- **The request**
Copy out all of the material exactly.

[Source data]

————————

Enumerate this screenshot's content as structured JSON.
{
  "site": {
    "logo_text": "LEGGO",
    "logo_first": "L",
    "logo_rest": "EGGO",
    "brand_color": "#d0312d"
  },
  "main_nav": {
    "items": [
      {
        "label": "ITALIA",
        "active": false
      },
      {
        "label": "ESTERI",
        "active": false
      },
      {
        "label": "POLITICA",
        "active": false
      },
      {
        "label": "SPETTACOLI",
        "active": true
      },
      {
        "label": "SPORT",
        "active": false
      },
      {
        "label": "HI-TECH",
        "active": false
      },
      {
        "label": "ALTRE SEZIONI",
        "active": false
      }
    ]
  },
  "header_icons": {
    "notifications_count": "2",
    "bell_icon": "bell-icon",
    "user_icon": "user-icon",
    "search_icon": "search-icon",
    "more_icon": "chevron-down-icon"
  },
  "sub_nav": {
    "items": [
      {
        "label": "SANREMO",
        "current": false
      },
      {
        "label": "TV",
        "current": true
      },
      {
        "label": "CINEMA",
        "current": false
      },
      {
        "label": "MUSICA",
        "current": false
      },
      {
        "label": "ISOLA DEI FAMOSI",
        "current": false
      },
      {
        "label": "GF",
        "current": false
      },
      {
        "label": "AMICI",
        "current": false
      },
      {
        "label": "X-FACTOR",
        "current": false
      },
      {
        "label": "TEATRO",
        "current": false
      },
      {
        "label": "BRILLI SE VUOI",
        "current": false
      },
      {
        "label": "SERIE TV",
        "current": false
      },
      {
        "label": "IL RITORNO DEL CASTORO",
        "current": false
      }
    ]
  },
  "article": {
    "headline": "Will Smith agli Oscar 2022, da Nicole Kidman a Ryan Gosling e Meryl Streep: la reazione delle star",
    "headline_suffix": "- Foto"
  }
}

————————

- **Exercise answer**
Enumerate this screenshot's content as structured JSON.
{
  "site": {
    "logo_text": "LEGGO",
    "logo_first": "L",
    "logo_rest": "EGGO",
    "brand_color": "#d0312d"
  },
  "main_nav": {
    "items": [
      {
        "label": "ITALIA",
        "active": false
      },
      {
        "label": "ESTERI",
        "active": false
      },
      {
        "label": "POLITICA",
        "active": false
      },
      {
        "label": "SPETTACOLI",
        "active": true
      },
      {
        "label": "SPORT",
        "active": false
      },
      {
        "label": "HI-TECH",
        "active": false
      },
      {
        "label": "ALTRE SEZIONI",
        "active": false
      }
    ]
  },
  "header_icons": {
    "notifications_count": "2",
    "bell_icon": "bell-icon",
    "user_icon": "user-icon",
    "search_icon": "search-icon",
    "more_icon": "chevron-down-icon"
  },
  "sub_nav": {
    "items": [
      {
        "label": "SANREMO",
        "current": false
      },
      {
        "label": "TV",
        "current": true
      },
      {
        "label": "CINEMA",
        "current": false
      },
      {
        "label": "MUSICA",
        "current": false
      },
      {
        "label": "ISOLA DEI FAMOSI",
        "current": false
      },
      {
        "label": "GF",
        "current": false
      },
      {
        "label": "AMICI",
        "current": false
      },
      {
        "label": "X-FACTOR",
        "current": false
      },
      {
        "label": "TEATRO",
        "current": false
      },
      {
        "label": "BRILLI SE VUOI",
        "current": false
      },
      {
        "label": "SERIE TV",
        "current": false
      },
      {
        "label": "IL RITORNO DEL CASTORO",
        "current": false
      }
    ]
  },
  "article": {
    "headline": "Will Smith agli Oscar 2022, da Nicole Kidman a Ryan Gosling e Meryl Streep: la reazione delle star",
    "headline_suffix": "- Foto"
  }
}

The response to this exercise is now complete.